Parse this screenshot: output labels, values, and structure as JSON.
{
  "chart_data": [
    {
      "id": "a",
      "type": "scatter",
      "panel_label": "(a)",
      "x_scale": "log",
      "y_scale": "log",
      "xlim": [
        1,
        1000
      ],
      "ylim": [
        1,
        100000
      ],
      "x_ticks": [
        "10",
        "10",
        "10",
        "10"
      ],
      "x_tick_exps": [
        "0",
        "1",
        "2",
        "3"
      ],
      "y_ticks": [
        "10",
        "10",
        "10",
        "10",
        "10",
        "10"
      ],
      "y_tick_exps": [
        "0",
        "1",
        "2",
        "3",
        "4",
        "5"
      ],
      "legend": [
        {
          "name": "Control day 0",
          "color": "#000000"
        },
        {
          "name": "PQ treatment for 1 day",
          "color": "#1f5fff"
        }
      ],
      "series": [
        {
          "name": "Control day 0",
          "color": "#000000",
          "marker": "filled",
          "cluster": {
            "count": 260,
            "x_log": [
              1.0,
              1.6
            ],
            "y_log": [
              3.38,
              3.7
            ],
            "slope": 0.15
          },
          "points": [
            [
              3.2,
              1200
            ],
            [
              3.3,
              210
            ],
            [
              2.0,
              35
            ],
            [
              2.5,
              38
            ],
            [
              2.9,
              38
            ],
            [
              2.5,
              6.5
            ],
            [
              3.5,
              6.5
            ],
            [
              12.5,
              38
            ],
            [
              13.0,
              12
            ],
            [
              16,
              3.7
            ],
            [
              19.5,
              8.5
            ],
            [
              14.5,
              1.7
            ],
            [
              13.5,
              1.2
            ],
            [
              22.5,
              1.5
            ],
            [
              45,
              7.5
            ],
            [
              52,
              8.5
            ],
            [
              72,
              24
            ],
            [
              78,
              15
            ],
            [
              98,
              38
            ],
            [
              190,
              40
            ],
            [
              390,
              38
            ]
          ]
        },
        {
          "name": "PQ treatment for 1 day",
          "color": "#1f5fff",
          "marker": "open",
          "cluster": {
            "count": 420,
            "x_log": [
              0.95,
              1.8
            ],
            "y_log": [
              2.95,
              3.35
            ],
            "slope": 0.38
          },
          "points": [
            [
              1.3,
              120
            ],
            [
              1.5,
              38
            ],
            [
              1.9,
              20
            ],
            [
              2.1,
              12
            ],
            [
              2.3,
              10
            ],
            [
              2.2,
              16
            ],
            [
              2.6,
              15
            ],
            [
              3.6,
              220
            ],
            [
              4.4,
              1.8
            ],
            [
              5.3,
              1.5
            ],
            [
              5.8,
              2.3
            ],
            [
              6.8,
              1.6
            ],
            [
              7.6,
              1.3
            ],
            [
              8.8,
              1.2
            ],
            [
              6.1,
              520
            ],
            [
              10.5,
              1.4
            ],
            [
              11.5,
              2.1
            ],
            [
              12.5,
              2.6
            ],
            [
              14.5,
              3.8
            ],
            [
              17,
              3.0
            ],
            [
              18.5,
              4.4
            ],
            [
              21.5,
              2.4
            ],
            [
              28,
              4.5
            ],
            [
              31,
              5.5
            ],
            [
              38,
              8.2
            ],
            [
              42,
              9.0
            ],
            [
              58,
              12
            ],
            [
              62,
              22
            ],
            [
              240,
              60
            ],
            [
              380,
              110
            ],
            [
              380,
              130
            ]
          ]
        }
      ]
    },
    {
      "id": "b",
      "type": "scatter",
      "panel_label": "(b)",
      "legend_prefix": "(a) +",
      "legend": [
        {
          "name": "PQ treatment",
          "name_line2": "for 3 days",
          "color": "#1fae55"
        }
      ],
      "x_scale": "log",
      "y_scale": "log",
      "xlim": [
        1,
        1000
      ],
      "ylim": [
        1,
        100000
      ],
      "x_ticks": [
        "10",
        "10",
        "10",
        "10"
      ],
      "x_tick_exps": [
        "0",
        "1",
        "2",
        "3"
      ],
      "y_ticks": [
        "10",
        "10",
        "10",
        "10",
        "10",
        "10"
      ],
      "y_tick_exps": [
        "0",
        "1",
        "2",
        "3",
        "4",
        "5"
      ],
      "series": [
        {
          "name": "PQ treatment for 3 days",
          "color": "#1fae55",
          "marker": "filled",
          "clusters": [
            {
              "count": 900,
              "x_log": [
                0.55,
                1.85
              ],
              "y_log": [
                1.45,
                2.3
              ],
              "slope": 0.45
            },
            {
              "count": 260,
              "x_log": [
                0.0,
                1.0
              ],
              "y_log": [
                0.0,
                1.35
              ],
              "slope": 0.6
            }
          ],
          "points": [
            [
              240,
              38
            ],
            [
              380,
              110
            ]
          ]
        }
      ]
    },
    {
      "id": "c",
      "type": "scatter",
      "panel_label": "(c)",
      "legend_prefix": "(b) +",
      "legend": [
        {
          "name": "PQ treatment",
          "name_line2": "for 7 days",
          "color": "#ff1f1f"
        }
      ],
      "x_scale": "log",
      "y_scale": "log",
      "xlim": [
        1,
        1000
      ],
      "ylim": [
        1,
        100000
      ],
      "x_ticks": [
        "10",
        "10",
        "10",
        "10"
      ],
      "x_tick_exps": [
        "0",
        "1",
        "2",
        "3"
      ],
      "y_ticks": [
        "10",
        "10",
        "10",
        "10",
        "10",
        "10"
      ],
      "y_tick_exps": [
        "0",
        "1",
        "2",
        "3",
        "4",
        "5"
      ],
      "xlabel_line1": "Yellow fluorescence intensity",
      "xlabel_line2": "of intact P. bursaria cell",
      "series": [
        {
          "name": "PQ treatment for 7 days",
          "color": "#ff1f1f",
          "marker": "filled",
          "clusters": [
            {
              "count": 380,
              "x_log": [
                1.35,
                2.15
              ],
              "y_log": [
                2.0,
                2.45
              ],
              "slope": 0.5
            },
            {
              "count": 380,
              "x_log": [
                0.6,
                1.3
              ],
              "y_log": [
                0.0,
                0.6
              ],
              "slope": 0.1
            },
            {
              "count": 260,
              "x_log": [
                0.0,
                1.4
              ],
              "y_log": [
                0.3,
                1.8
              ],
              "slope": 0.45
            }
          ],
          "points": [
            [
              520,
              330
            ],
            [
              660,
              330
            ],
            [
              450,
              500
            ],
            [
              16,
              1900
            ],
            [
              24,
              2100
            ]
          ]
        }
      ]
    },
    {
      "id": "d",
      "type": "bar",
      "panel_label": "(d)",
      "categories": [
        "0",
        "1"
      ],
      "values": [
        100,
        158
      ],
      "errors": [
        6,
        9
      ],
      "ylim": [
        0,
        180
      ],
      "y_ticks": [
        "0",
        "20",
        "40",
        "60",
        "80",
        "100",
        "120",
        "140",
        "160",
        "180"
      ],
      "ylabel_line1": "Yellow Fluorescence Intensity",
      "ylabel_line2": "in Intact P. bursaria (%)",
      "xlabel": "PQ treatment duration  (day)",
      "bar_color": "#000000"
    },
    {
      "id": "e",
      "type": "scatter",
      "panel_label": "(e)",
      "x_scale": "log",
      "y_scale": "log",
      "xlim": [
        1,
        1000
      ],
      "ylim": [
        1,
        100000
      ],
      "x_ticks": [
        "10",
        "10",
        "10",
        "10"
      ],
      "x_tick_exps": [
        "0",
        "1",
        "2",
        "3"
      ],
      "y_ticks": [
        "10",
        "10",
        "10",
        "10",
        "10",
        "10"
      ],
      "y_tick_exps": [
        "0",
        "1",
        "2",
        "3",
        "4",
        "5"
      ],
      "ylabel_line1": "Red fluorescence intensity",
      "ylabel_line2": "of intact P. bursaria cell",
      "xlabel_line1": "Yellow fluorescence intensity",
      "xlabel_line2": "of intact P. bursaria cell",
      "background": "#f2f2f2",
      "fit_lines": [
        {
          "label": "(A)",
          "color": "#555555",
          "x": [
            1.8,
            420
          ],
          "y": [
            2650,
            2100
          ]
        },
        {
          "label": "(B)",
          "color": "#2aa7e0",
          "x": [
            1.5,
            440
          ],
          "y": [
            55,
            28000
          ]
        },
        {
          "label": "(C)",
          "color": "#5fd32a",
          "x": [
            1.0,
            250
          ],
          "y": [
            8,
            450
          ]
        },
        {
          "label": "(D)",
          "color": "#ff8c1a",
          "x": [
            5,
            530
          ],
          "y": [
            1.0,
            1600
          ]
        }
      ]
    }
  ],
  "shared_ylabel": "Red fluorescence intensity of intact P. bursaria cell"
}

__________

Work to complete ▸
Track down the lines that include the word "values" and copy them.

Task response ▸
Parse this screenshot: output labels, values, and structure as JSON.
      "values": [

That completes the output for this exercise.